- Objective -
Note how many lines hold "image" and report that number by itself.

- Data for the task -

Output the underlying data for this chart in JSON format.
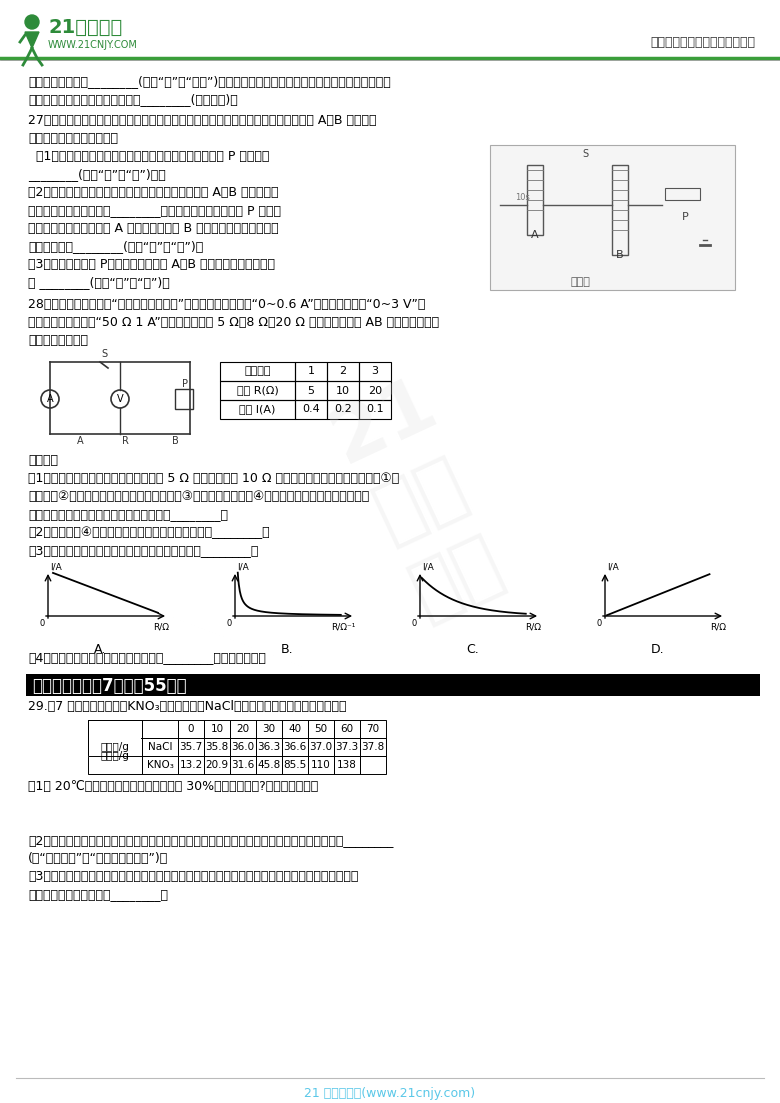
{
  "page_bg": "#ffffff",
  "header_right": "中小学教育资源及组卷应用平台",
  "footer_text": "21 世纪教育网(www.21cnjy.com)",
  "footer_color": "#5bc8e8",
  "table1_headers": [
    "实验组别",
    "1",
    "2",
    "3"
  ],
  "table1_row1": [
    "电阵 R(Ω)",
    "5",
    "10",
    "20"
  ],
  "table1_row2": [
    "电流 I(A)",
    "0.4",
    "0.2",
    "0.1"
  ],
  "graph_labels": [
    "A.",
    "B.",
    "C.",
    "D."
  ],
  "section_header": "四、解答题（关7题；內55分）",
  "q29_intro": "29.（7 分）现有确酸鉶（KNO₃）和氯化钓（NaCl）两种物质的溶解度数据如下表："
}
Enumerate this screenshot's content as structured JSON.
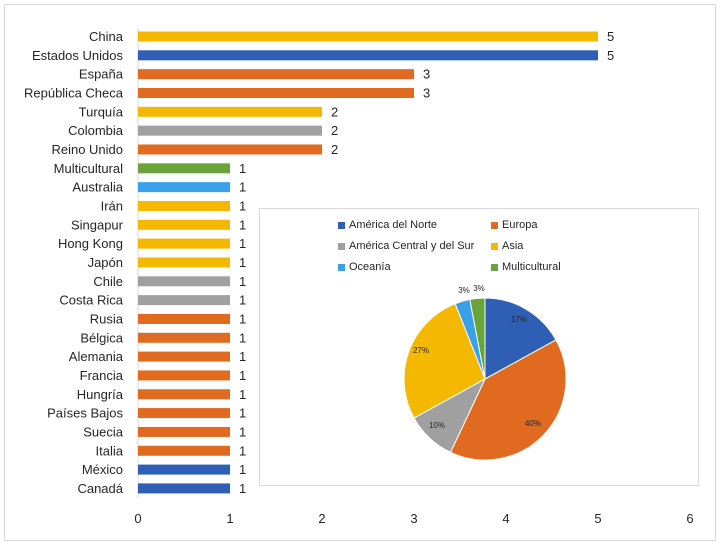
{
  "chart_data": [
    {
      "type": "bar",
      "orientation": "horizontal",
      "categories": [
        "China",
        "Estados Unidos",
        "España",
        "República Checa",
        "Turquía",
        "Colombia",
        "Reino Unido",
        "Multicultural",
        "Australia",
        "Irán",
        "Singapur",
        "Hong Kong",
        "Japón",
        "Chile",
        "Costa Rica",
        "Rusia",
        "Bélgica",
        "Alemania",
        "Francia",
        "Hungría",
        "Países Bajos",
        "Suecia",
        "Italia",
        "México",
        "Canadá"
      ],
      "values": [
        5,
        5,
        3,
        3,
        2,
        2,
        2,
        1,
        1,
        1,
        1,
        1,
        1,
        1,
        1,
        1,
        1,
        1,
        1,
        1,
        1,
        1,
        1,
        1,
        1
      ],
      "bar_colors": [
        "#f5b800",
        "#2e5fb4",
        "#e06a1f",
        "#e06a1f",
        "#f5b800",
        "#a0a0a0",
        "#e06a1f",
        "#6aa33a",
        "#3aa0e8",
        "#f5b800",
        "#f5b800",
        "#f5b800",
        "#f5b800",
        "#a0a0a0",
        "#a0a0a0",
        "#e06a1f",
        "#e06a1f",
        "#e06a1f",
        "#e06a1f",
        "#e06a1f",
        "#e06a1f",
        "#e06a1f",
        "#e06a1f",
        "#2e5fb4",
        "#2e5fb4"
      ],
      "xlim": [
        0,
        6
      ],
      "xticks": [
        "0",
        "1",
        "2",
        "3",
        "4",
        "5",
        "6"
      ],
      "data_labels": [
        "5",
        "5",
        "3",
        "3",
        "2",
        "2",
        "2",
        "1",
        "1",
        "1",
        "1",
        "1",
        "1",
        "1",
        "1",
        "1",
        "1",
        "1",
        "1",
        "1",
        "1",
        "1",
        "1",
        "1",
        "1"
      ],
      "grid": false
    },
    {
      "type": "pie",
      "legend_position": "top",
      "slices": [
        {
          "name": "América del Norte",
          "value": 17,
          "label": "17%",
          "color": "#2e5fb4"
        },
        {
          "name": "Europa",
          "value": 40,
          "label": "40%",
          "color": "#e06a1f"
        },
        {
          "name": "América Central y del Sur",
          "value": 10,
          "label": "10%",
          "color": "#a0a0a0"
        },
        {
          "name": "Asia",
          "value": 27,
          "label": "27%",
          "color": "#f5b800"
        },
        {
          "name": "Oceanía",
          "value": 3,
          "label": "3%",
          "color": "#3aa0e8"
        },
        {
          "name": "Multicultural",
          "value": 3,
          "label": "3%",
          "color": "#6aa33a"
        }
      ]
    }
  ]
}
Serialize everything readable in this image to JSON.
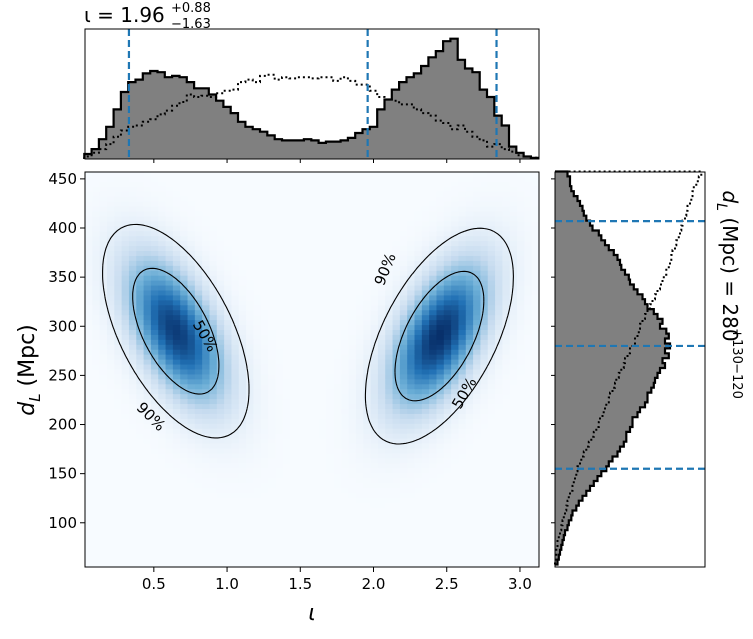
{
  "chart_data": [
    {
      "type": "area",
      "panel": "top marginal histogram",
      "title": {
        "prefix": "ι = ",
        "median": "1.96",
        "upper": "+0.88",
        "lower": "−1.63"
      },
      "x_range": [
        0.03,
        3.13
      ],
      "x": [
        0.05,
        0.1,
        0.15,
        0.2,
        0.25,
        0.3,
        0.35,
        0.4,
        0.45,
        0.5,
        0.55,
        0.6,
        0.65,
        0.7,
        0.75,
        0.8,
        0.85,
        0.9,
        0.95,
        1.0,
        1.05,
        1.1,
        1.15,
        1.2,
        1.25,
        1.3,
        1.35,
        1.4,
        1.45,
        1.5,
        1.55,
        1.6,
        1.65,
        1.7,
        1.75,
        1.8,
        1.85,
        1.9,
        1.95,
        2.0,
        2.05,
        2.1,
        2.15,
        2.2,
        2.25,
        2.3,
        2.35,
        2.4,
        2.45,
        2.5,
        2.55,
        2.6,
        2.65,
        2.7,
        2.75,
        2.8,
        2.85,
        2.9,
        2.95,
        3.0,
        3.05,
        3.1
      ],
      "posterior_density": [
        0.04,
        0.08,
        0.16,
        0.26,
        0.4,
        0.54,
        0.62,
        0.64,
        0.69,
        0.71,
        0.7,
        0.66,
        0.67,
        0.66,
        0.62,
        0.57,
        0.57,
        0.52,
        0.47,
        0.42,
        0.37,
        0.3,
        0.26,
        0.24,
        0.22,
        0.19,
        0.16,
        0.15,
        0.15,
        0.15,
        0.16,
        0.15,
        0.13,
        0.14,
        0.14,
        0.15,
        0.17,
        0.21,
        0.24,
        0.26,
        0.4,
        0.48,
        0.56,
        0.62,
        0.66,
        0.69,
        0.75,
        0.82,
        0.87,
        0.95,
        0.97,
        0.8,
        0.73,
        0.7,
        0.56,
        0.5,
        0.35,
        0.27,
        0.1,
        0.05,
        0.02,
        0.01
      ],
      "prior_density": [
        0.02,
        0.05,
        0.08,
        0.12,
        0.18,
        0.23,
        0.26,
        0.27,
        0.3,
        0.32,
        0.36,
        0.39,
        0.43,
        0.46,
        0.52,
        0.5,
        0.51,
        0.5,
        0.53,
        0.55,
        0.56,
        0.62,
        0.64,
        0.62,
        0.67,
        0.68,
        0.64,
        0.66,
        0.65,
        0.66,
        0.66,
        0.65,
        0.66,
        0.66,
        0.63,
        0.66,
        0.63,
        0.6,
        0.6,
        0.55,
        0.5,
        0.48,
        0.47,
        0.44,
        0.44,
        0.4,
        0.37,
        0.35,
        0.31,
        0.29,
        0.24,
        0.27,
        0.22,
        0.18,
        0.15,
        0.1,
        0.12,
        0.08,
        0.06,
        0.03,
        0.02,
        0.01
      ],
      "quantile_lines": [
        0.33,
        1.96,
        2.84
      ]
    },
    {
      "type": "heatmap",
      "panel": "joint posterior",
      "xlabel": "ι",
      "ylabel_symbol": "d",
      "ylabel_sub": "L",
      "ylabel_unit": " (Mpc)",
      "x_range": [
        0.03,
        3.13
      ],
      "y_range": [
        55,
        457
      ],
      "x_ticks": [
        0.5,
        1.0,
        1.5,
        2.0,
        2.5,
        3.0
      ],
      "x_tick_labels": [
        "0.5",
        "1.0",
        "1.5",
        "2.0",
        "2.5",
        "3.0"
      ],
      "y_ticks": [
        100,
        150,
        200,
        250,
        300,
        350,
        400,
        450
      ],
      "y_tick_labels": [
        "100",
        "150",
        "200",
        "250",
        "300",
        "350",
        "400",
        "450"
      ],
      "modes": [
        {
          "x": 0.65,
          "y": 295,
          "sx": 0.23,
          "sy": 50,
          "rho": -0.55,
          "weight": 1.0
        },
        {
          "x": 2.45,
          "y": 290,
          "sx": 0.23,
          "sy": 50,
          "rho": 0.55,
          "weight": 1.05
        }
      ],
      "contours": [
        {
          "level": "50%",
          "label": "50%"
        },
        {
          "level": "90%",
          "label": "90%"
        }
      ],
      "colormap": [
        "#f7fbff",
        "#c6dbef",
        "#6baed6",
        "#2171b5",
        "#08306b"
      ]
    },
    {
      "type": "area",
      "panel": "right marginal histogram",
      "side_label": {
        "symbol": "d",
        "sub": "L",
        "text": " (Mpc) = 280",
        "upper": "+130",
        "lower": "−120"
      },
      "y_range": [
        55,
        457
      ],
      "y": [
        60,
        65,
        70,
        75,
        80,
        85,
        90,
        95,
        100,
        105,
        110,
        115,
        120,
        125,
        130,
        135,
        140,
        145,
        150,
        155,
        160,
        165,
        170,
        175,
        180,
        185,
        190,
        195,
        200,
        205,
        210,
        215,
        220,
        225,
        230,
        235,
        240,
        245,
        250,
        255,
        260,
        265,
        270,
        275,
        280,
        285,
        290,
        295,
        300,
        305,
        310,
        315,
        320,
        325,
        330,
        335,
        340,
        345,
        350,
        355,
        360,
        365,
        370,
        375,
        380,
        385,
        390,
        395,
        400,
        405,
        410,
        415,
        420,
        425,
        430,
        435,
        440,
        445,
        450,
        455
      ],
      "posterior_density": [
        0.02,
        0.03,
        0.04,
        0.05,
        0.06,
        0.07,
        0.08,
        0.1,
        0.11,
        0.13,
        0.14,
        0.17,
        0.19,
        0.22,
        0.25,
        0.28,
        0.31,
        0.34,
        0.37,
        0.41,
        0.43,
        0.46,
        0.5,
        0.52,
        0.55,
        0.57,
        0.57,
        0.6,
        0.62,
        0.62,
        0.66,
        0.68,
        0.72,
        0.74,
        0.74,
        0.77,
        0.79,
        0.8,
        0.82,
        0.84,
        0.88,
        0.86,
        0.91,
        0.88,
        0.92,
        0.88,
        0.91,
        0.89,
        0.84,
        0.86,
        0.82,
        0.79,
        0.74,
        0.72,
        0.7,
        0.66,
        0.63,
        0.6,
        0.59,
        0.56,
        0.53,
        0.52,
        0.5,
        0.47,
        0.43,
        0.4,
        0.37,
        0.35,
        0.3,
        0.28,
        0.25,
        0.23,
        0.22,
        0.2,
        0.18,
        0.15,
        0.13,
        0.12,
        0.12,
        0.1
      ],
      "prior_density": [
        0.0,
        0.01,
        0.01,
        0.02,
        0.02,
        0.03,
        0.04,
        0.05,
        0.06,
        0.07,
        0.08,
        0.09,
        0.1,
        0.11,
        0.12,
        0.14,
        0.15,
        0.16,
        0.17,
        0.18,
        0.2,
        0.21,
        0.23,
        0.25,
        0.27,
        0.29,
        0.31,
        0.33,
        0.35,
        0.36,
        0.38,
        0.4,
        0.41,
        0.43,
        0.44,
        0.46,
        0.48,
        0.49,
        0.51,
        0.53,
        0.55,
        0.56,
        0.58,
        0.6,
        0.62,
        0.64,
        0.66,
        0.67,
        0.68,
        0.7,
        0.72,
        0.74,
        0.76,
        0.78,
        0.8,
        0.82,
        0.84,
        0.86,
        0.87,
        0.89,
        0.91,
        0.92,
        0.93,
        0.94,
        0.96,
        0.97,
        0.99,
        1.0,
        1.01,
        1.02,
        1.04,
        1.05,
        1.06,
        1.08,
        1.09,
        1.1,
        1.11,
        1.13,
        1.15,
        1.17
      ],
      "quantile_lines": [
        155,
        280,
        407
      ]
    }
  ]
}
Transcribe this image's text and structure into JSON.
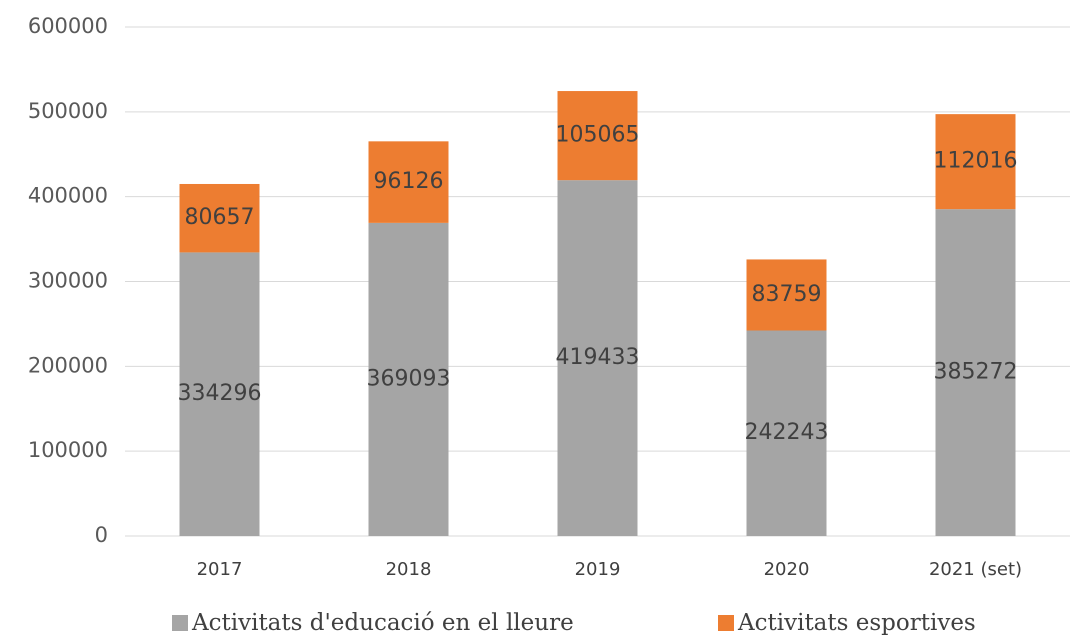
{
  "chart_data": {
    "type": "stacked_bar",
    "categories": [
      "2017",
      "2018",
      "2019",
      "2020",
      "2021 (set)"
    ],
    "series": [
      {
        "name": "Activitats d'educació en el lleure",
        "color": "#a5a5a5",
        "values": [
          334296,
          369093,
          419433,
          242243,
          385272
        ]
      },
      {
        "name": "Activitats esportives",
        "color": "#ed7d31",
        "values": [
          80657,
          96126,
          105065,
          83759,
          112016
        ]
      }
    ],
    "ylim": [
      0,
      600000
    ],
    "yticks": [
      0,
      100000,
      200000,
      300000,
      400000,
      500000,
      600000
    ],
    "grid": true,
    "legend": "bottom"
  }
}
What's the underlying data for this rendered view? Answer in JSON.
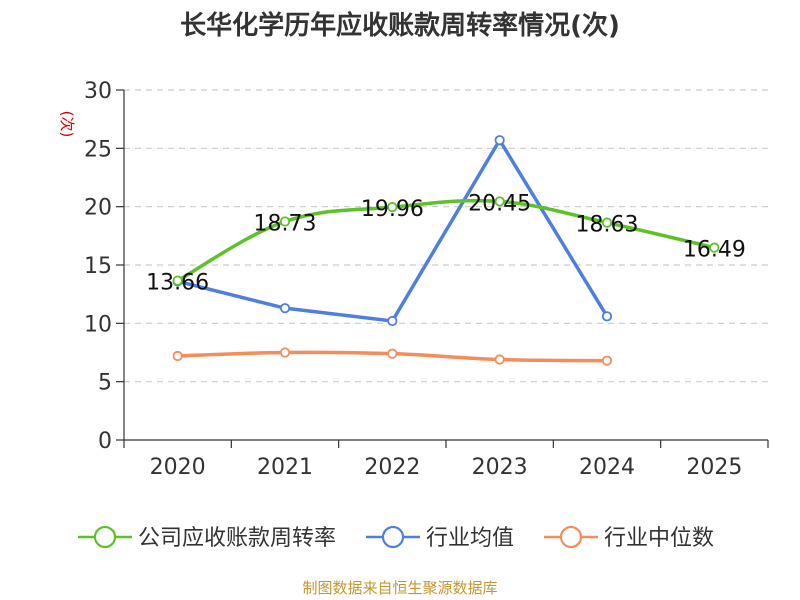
{
  "chart_data": {
    "type": "line",
    "title": "长华化学历年应收账款周转率情况(次)",
    "ylabel": "(次)",
    "xlabel": "",
    "ylim": [
      0,
      30
    ],
    "yticks": [
      0,
      5,
      10,
      15,
      20,
      25,
      30
    ],
    "categories": [
      "2020",
      "2021",
      "2022",
      "2023",
      "2024",
      "2025"
    ],
    "grid": true,
    "legend_position": "bottom",
    "series": [
      {
        "name": "公司应收账款周转率",
        "color": "#5dc227",
        "values": [
          13.66,
          18.73,
          19.96,
          20.45,
          18.63,
          16.49
        ],
        "labels": [
          "13.66",
          "18.73",
          "19.96",
          "20.45",
          "18.63",
          "16.49"
        ],
        "smooth": true
      },
      {
        "name": "行业均值",
        "color": "#4e7fe0",
        "values": [
          13.6,
          11.3,
          10.2,
          25.7,
          10.6,
          null
        ],
        "smooth": false
      },
      {
        "name": "行业中位数",
        "color": "#f58c5a",
        "values": [
          7.2,
          7.5,
          7.4,
          6.9,
          6.8,
          null
        ],
        "smooth": true
      }
    ],
    "source": "制图数据来自恒生聚源数据库"
  }
}
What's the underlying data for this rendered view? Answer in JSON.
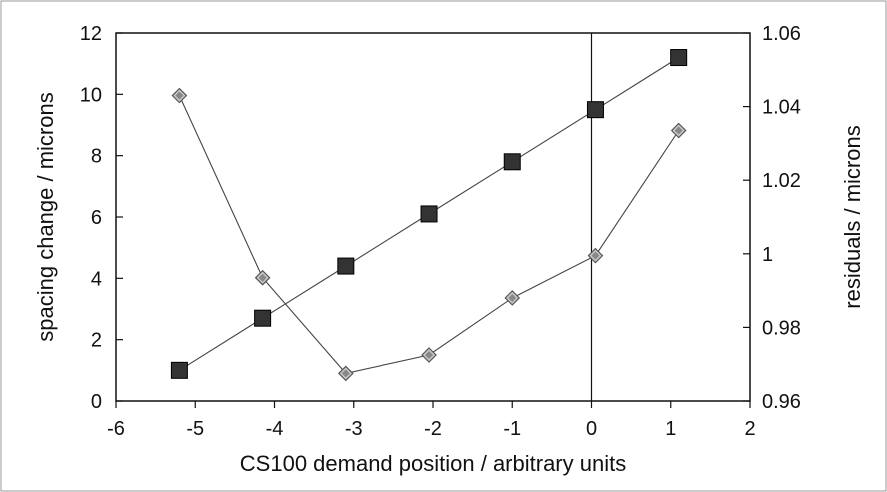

- Response -
2